Collection entries

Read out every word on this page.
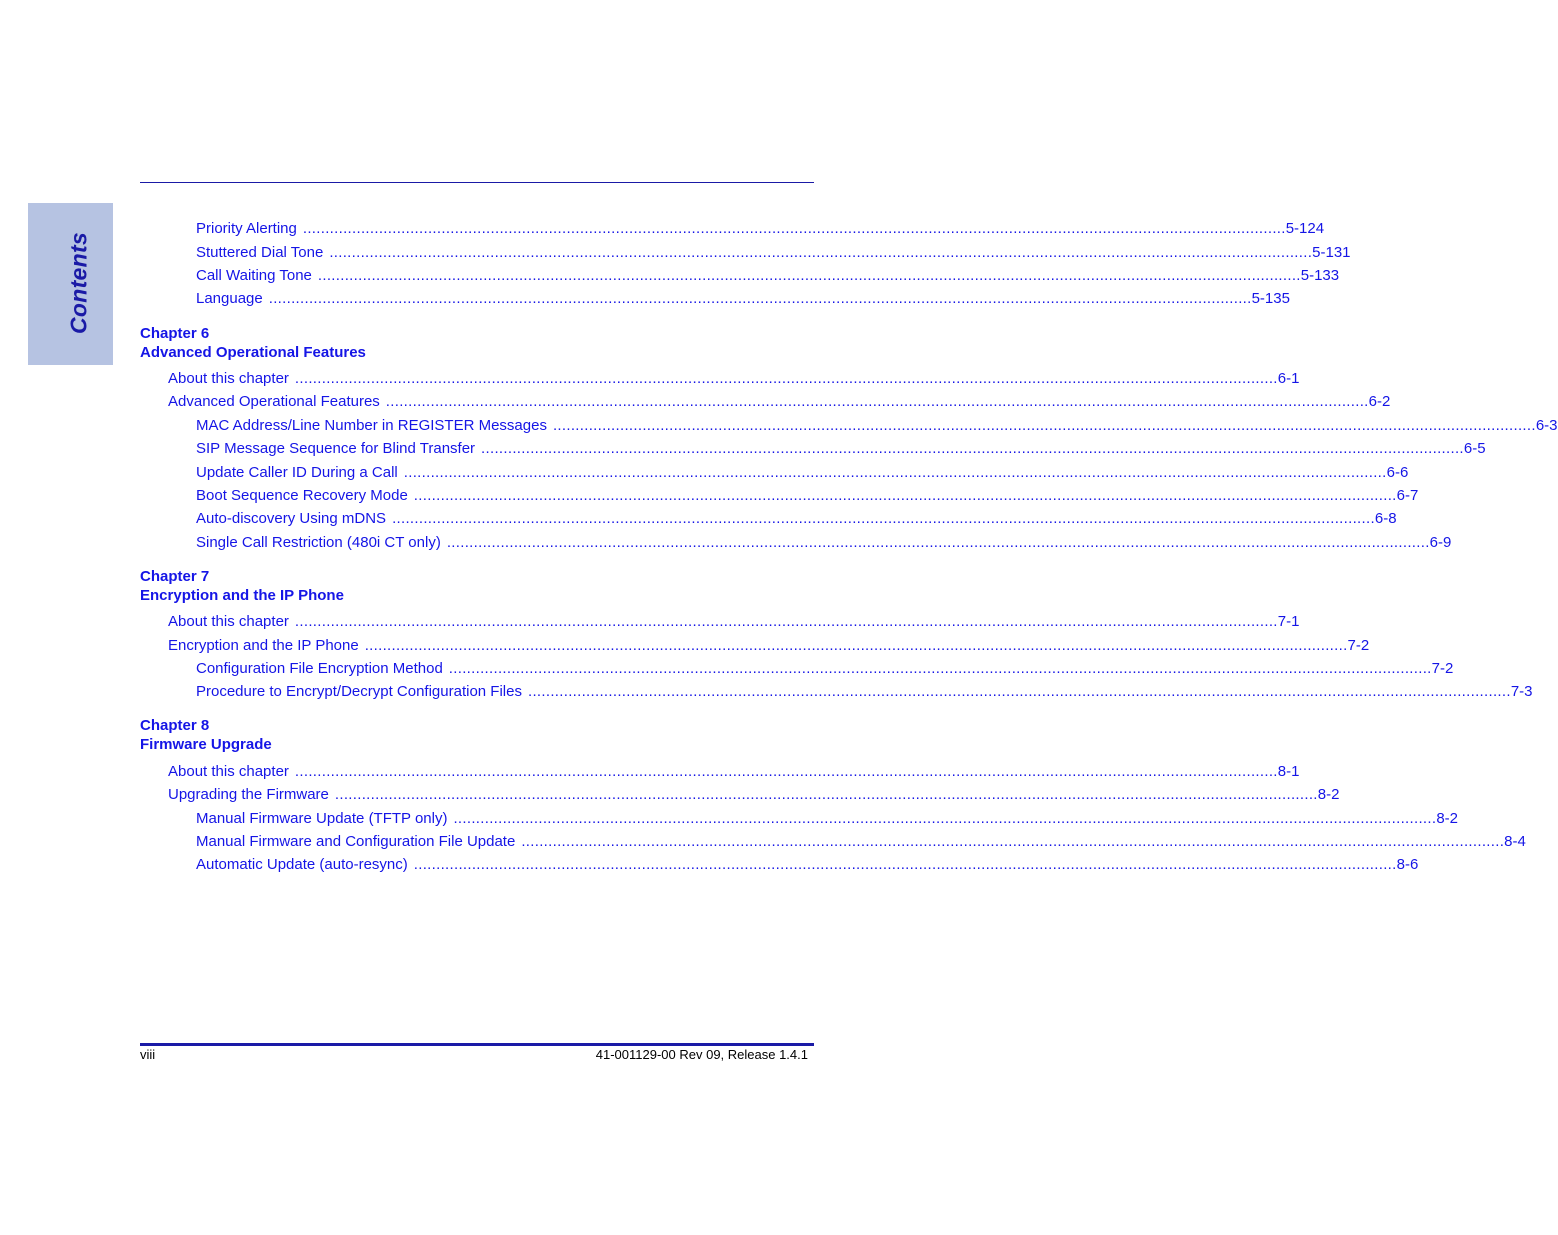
Contents
Priority Alerting ............................................................................................................................................................................................................................ 5-124
Stuttered Dial Tone ............................................................................................................................................................................................................................ 5-131
Call Waiting Tone ............................................................................................................................................................................................................................ 5-133
Language ............................................................................................................................................................................................................................ 5-135
Chapter 6
Advanced Operational Features
About this chapter ............................................................................................................................................................................................................................ 6-1
Advanced Operational Features ............................................................................................................................................................................................................................ 6-2
MAC Address/Line Number in REGISTER Messages ............................................................................................................................................................................................................................ 6-3
SIP Message Sequence for Blind Transfer ............................................................................................................................................................................................................................ 6-5
Update Caller ID During a Call ............................................................................................................................................................................................................................ 6-6
Boot Sequence Recovery Mode ............................................................................................................................................................................................................................ 6-7
Auto-discovery Using mDNS ............................................................................................................................................................................................................................ 6-8
Single Call Restriction (480i CT only) ............................................................................................................................................................................................................................ 6-9
Chapter 7
Encryption and the IP Phone
About this chapter ............................................................................................................................................................................................................................ 7-1
Encryption and the IP Phone ............................................................................................................................................................................................................................ 7-2
Configuration File Encryption Method ............................................................................................................................................................................................................................ 7-2
Procedure to Encrypt/Decrypt Configuration Files ............................................................................................................................................................................................................................ 7-3
Chapter 8
Firmware Upgrade
About this chapter ............................................................................................................................................................................................................................ 8-1
Upgrading the Firmware ............................................................................................................................................................................................................................ 8-2
Manual Firmware Update (TFTP only) ............................................................................................................................................................................................................................ 8-2
Manual Firmware and Configuration File Update ............................................................................................................................................................................................................................ 8-4
Automatic Update (auto-resync) ............................................................................................................................................................................................................................ 8-6
viii	41-001129-00 Rev 09, Release 1.4.1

• GIVEN PROBLEM: Quote all of the entries word for word, omitting any pictures.

• THE SOLUTION:
Read out every word on this page.
Contents
Priority Alerting ............................................................................................................................................................................................................................ 5-124
Stuttered Dial Tone ............................................................................................................................................................................................................................ 5-131
Call Waiting Tone ............................................................................................................................................................................................................................ 5-133
Language ............................................................................................................................................................................................................................ 5-135
Chapter 6
Advanced Operational Features
About this chapter ............................................................................................................................................................................................................................ 6-1
Advanced Operational Features ............................................................................................................................................................................................................................ 6-2
MAC Address/Line Number in REGISTER Messages ............................................................................................................................................................................................................................ 6-3
SIP Message Sequence for Blind Transfer ............................................................................................................................................................................................................................ 6-5
Update Caller ID During a Call ............................................................................................................................................................................................................................ 6-6
Boot Sequence Recovery Mode ............................................................................................................................................................................................................................ 6-7
Auto-discovery Using mDNS ............................................................................................................................................................................................................................ 6-8
Single Call Restriction (480i CT only) ............................................................................................................................................................................................................................ 6-9
Chapter 7
Encryption and the IP Phone
About this chapter ............................................................................................................................................................................................................................ 7-1
Encryption and the IP Phone ............................................................................................................................................................................................................................ 7-2
Configuration File Encryption Method ............................................................................................................................................................................................................................ 7-2
Procedure to Encrypt/Decrypt Configuration Files ............................................................................................................................................................................................................................ 7-3
Chapter 8
Firmware Upgrade
About this chapter ............................................................................................................................................................................................................................ 8-1
Upgrading the Firmware ............................................................................................................................................................................................................................ 8-2
Manual Firmware Update (TFTP only) ............................................................................................................................................................................................................................ 8-2
Manual Firmware and Configuration File Update ............................................................................................................................................................................................................................ 8-4
Automatic Update (auto-resync) ............................................................................................................................................................................................................................ 8-6
viii	41-001129-00 Rev 09, Release 1.4.1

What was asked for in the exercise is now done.